REQUIREMENTS: Repeat the records below exactly.

DATA FOR PROCESSING:
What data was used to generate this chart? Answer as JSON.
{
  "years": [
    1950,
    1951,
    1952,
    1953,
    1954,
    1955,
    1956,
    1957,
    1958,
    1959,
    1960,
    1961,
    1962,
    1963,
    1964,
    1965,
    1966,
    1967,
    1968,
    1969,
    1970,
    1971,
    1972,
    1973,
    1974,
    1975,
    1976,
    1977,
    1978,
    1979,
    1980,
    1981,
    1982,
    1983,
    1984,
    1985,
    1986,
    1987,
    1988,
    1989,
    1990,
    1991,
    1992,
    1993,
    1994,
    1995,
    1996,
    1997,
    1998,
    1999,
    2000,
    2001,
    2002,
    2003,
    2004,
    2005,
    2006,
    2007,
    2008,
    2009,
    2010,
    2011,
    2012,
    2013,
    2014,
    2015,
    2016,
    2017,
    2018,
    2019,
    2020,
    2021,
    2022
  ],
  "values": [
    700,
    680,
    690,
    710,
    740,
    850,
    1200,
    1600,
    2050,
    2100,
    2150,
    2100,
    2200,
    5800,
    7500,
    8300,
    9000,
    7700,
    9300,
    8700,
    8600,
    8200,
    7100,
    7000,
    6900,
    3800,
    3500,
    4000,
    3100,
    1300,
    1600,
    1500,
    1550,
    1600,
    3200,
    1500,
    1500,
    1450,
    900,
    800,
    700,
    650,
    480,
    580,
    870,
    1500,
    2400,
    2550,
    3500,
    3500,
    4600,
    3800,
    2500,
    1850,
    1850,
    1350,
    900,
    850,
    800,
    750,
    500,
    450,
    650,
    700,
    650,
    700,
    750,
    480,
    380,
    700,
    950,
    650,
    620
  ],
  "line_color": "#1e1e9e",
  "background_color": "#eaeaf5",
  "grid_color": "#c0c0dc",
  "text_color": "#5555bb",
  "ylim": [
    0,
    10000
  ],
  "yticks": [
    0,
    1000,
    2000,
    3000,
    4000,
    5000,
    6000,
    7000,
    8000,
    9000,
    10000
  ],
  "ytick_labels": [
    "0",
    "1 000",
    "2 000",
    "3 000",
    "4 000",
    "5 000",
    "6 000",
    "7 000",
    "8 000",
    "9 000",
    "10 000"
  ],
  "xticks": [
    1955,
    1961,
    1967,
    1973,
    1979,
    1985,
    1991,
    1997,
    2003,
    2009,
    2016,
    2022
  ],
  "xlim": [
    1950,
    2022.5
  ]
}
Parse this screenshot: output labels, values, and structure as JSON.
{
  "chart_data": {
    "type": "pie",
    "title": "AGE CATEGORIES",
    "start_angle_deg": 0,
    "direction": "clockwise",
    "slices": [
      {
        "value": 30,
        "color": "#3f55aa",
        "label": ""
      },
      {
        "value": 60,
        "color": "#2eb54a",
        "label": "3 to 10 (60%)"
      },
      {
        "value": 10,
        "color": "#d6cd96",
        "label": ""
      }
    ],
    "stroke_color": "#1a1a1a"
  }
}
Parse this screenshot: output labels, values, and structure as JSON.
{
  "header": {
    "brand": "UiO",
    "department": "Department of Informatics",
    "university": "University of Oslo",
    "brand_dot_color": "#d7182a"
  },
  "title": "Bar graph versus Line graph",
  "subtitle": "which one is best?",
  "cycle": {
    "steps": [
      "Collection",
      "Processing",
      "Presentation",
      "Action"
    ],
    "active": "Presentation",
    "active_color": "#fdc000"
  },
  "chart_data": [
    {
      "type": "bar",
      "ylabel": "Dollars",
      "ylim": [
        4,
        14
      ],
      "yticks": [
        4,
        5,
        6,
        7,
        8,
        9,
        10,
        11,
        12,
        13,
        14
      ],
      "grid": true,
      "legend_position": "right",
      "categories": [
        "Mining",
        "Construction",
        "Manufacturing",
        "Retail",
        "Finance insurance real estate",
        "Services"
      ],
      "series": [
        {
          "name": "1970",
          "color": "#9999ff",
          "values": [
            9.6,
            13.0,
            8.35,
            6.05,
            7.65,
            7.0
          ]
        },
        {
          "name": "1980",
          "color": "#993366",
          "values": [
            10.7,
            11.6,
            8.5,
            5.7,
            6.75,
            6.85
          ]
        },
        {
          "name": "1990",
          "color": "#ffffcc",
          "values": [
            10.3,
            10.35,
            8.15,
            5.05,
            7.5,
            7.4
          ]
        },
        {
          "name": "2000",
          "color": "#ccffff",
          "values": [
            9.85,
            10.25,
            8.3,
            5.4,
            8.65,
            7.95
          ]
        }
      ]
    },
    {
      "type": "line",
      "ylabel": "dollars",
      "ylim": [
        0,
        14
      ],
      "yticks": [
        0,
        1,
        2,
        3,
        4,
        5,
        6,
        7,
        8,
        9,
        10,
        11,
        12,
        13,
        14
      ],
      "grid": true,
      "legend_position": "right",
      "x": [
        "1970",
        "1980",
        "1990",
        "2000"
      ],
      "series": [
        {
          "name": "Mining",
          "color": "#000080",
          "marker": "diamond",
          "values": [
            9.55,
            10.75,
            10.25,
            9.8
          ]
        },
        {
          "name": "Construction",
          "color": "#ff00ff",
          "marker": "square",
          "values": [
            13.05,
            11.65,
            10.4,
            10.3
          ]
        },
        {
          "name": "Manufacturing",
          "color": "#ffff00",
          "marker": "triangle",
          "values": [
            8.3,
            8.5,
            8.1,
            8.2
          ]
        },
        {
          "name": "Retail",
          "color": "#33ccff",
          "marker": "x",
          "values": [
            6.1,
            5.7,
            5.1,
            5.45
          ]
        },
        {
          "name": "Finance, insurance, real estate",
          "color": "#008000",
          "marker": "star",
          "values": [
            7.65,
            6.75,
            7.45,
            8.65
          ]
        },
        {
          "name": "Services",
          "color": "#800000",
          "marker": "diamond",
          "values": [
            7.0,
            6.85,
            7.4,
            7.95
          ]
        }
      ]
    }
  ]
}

ANSWER TO THE PROBLEM:
What data was used to generate this chart? Answer as JSON.
{
  "years": [
    1950,
    1951,
    1952,
    1953,
    1954,
    1955,
    1956,
    1957,
    1958,
    1959,
    1960,
    1961,
    1962,
    1963,
    1964,
    1965,
    1966,
    1967,
    1968,
    1969,
    1970,
    1971,
    1972,
    1973,
    1974,
    1975,
    1976,
    1977,
    1978,
    1979,
    1980,
    1981,
    1982,
    1983,
    1984,
    1985,
    1986,
    1987,
    1988,
    1989,
    1990,
    1991,
    1992,
    1993,
    1994,
    1995,
    1996,
    1997,
    1998,
    1999,
    2000,
    2001,
    2002,
    2003,
    2004,
    2005,
    2006,
    2007,
    2008,
    2009,
    2010,
    2011,
    2012,
    2013,
    2014,
    2015,
    2016,
    2017,
    2018,
    2019,
    2020,
    2021,
    2022
  ],
  "values": [
    700,
    680,
    690,
    710,
    740,
    850,
    1200,
    1600,
    2050,
    2100,
    2150,
    2100,
    2200,
    5800,
    7500,
    8300,
    9000,
    7700,
    9300,
    8700,
    8600,
    8200,
    7100,
    7000,
    6900,
    3800,
    3500,
    4000,
    3100,
    1300,
    1600,
    1500,
    1550,
    1600,
    3200,
    1500,
    1500,
    1450,
    900,
    800,
    700,
    650,
    480,
    580,
    870,
    1500,
    2400,
    2550,
    3500,
    3500,
    4600,
    3800,
    2500,
    1850,
    1850,
    1350,
    900,
    850,
    800,
    750,
    500,
    450,
    650,
    700,
    650,
    700,
    750,
    480,
    380,
    700,
    950,
    650,
    620
  ],
  "line_color": "#1e1e9e",
  "background_color": "#eaeaf5",
  "grid_color": "#c0c0dc",
  "text_color": "#5555bb",
  "ylim": [
    0,
    10000
  ],
  "yticks": [
    0,
    1000,
    2000,
    3000,
    4000,
    5000,
    6000,
    7000,
    8000,
    9000,
    10000
  ],
  "ytick_labels": [
    "0",
    "1 000",
    "2 000",
    "3 000",
    "4 000",
    "5 000",
    "6 000",
    "7 000",
    "8 000",
    "9 000",
    "10 000"
  ],
  "xticks": [
    1955,
    1961,
    1967,
    1973,
    1979,
    1985,
    1991,
    1997,
    2003,
    2009,
    2016,
    2022
  ],
  "xlim": [
    1950,
    2022.5
  ]
}
Parse this screenshot: output labels, values, and structure as JSON.
{
  "chart_data": {
    "type": "pie",
    "title": "AGE CATEGORIES",
    "start_angle_deg": 0,
    "direction": "clockwise",
    "slices": [
      {
        "value": 30,
        "color": "#3f55aa",
        "label": ""
      },
      {
        "value": 60,
        "color": "#2eb54a",
        "label": "3 to 10 (60%)"
      },
      {
        "value": 10,
        "color": "#d6cd96",
        "label": ""
      }
    ],
    "stroke_color": "#1a1a1a"
  }
}
Parse this screenshot: output labels, values, and structure as JSON.
{
  "header": {
    "brand": "UiO",
    "department": "Department of Informatics",
    "university": "University of Oslo",
    "brand_dot_color": "#d7182a"
  },
  "title": "Bar graph versus Line graph",
  "subtitle": "which one is best?",
  "cycle": {
    "steps": [
      "Collection",
      "Processing",
      "Presentation",
      "Action"
    ],
    "active": "Presentation",
    "active_color": "#fdc000"
  },
  "chart_data": [
    {
      "type": "bar",
      "ylabel": "Dollars",
      "ylim": [
        4,
        14
      ],
      "yticks": [
        4,
        5,
        6,
        7,
        8,
        9,
        10,
        11,
        12,
        13,
        14
      ],
      "grid": true,
      "legend_position": "right",
      "categories": [
        "Mining",
        "Construction",
        "Manufacturing",
        "Retail",
        "Finance insurance real estate",
        "Services"
      ],
      "series": [
        {
          "name": "1970",
          "color": "#9999ff",
          "values": [
            9.6,
            13.0,
            8.35,
            6.05,
            7.65,
            7.0
          ]
        },
        {
          "name": "1980",
          "color": "#993366",
          "values": [
            10.7,
            11.6,
            8.5,
            5.7,
            6.75,
            6.85
          ]
        },
        {
          "name": "1990",
          "color": "#ffffcc",
          "values": [
            10.3,
            10.35,
            8.15,
            5.05,
            7.5,
            7.4
          ]
        },
        {
          "name": "2000",
          "color": "#ccffff",
          "values": [
            9.85,
            10.25,
            8.3,
            5.4,
            8.65,
            7.95
          ]
        }
      ]
    },
    {
      "type": "line",
      "ylabel": "dollars",
      "ylim": [
        0,
        14
      ],
      "yticks": [
        0,
        1,
        2,
        3,
        4,
        5,
        6,
        7,
        8,
        9,
        10,
        11,
        12,
        13,
        14
      ],
      "grid": true,
      "legend_position": "right",
      "x": [
        "1970",
        "1980",
        "1990",
        "2000"
      ],
      "series": [
        {
          "name": "Mining",
          "color": "#000080",
          "marker": "diamond",
          "values": [
            9.55,
            10.75,
            10.25,
            9.8
          ]
        },
        {
          "name": "Construction",
          "color": "#ff00ff",
          "marker": "square",
          "values": [
            13.05,
            11.65,
            10.4,
            10.3
          ]
        },
        {
          "name": "Manufacturing",
          "color": "#ffff00",
          "marker": "triangle",
          "values": [
            8.3,
            8.5,
            8.1,
            8.2
          ]
        },
        {
          "name": "Retail",
          "color": "#33ccff",
          "marker": "x",
          "values": [
            6.1,
            5.7,
            5.1,
            5.45
          ]
        },
        {
          "name": "Finance, insurance, real estate",
          "color": "#008000",
          "marker": "star",
          "values": [
            7.65,
            6.75,
            7.45,
            8.65
          ]
        },
        {
          "name": "Services",
          "color": "#800000",
          "marker": "diamond",
          "values": [
            7.0,
            6.85,
            7.4,
            7.95
          ]
        }
      ]
    }
  ]
}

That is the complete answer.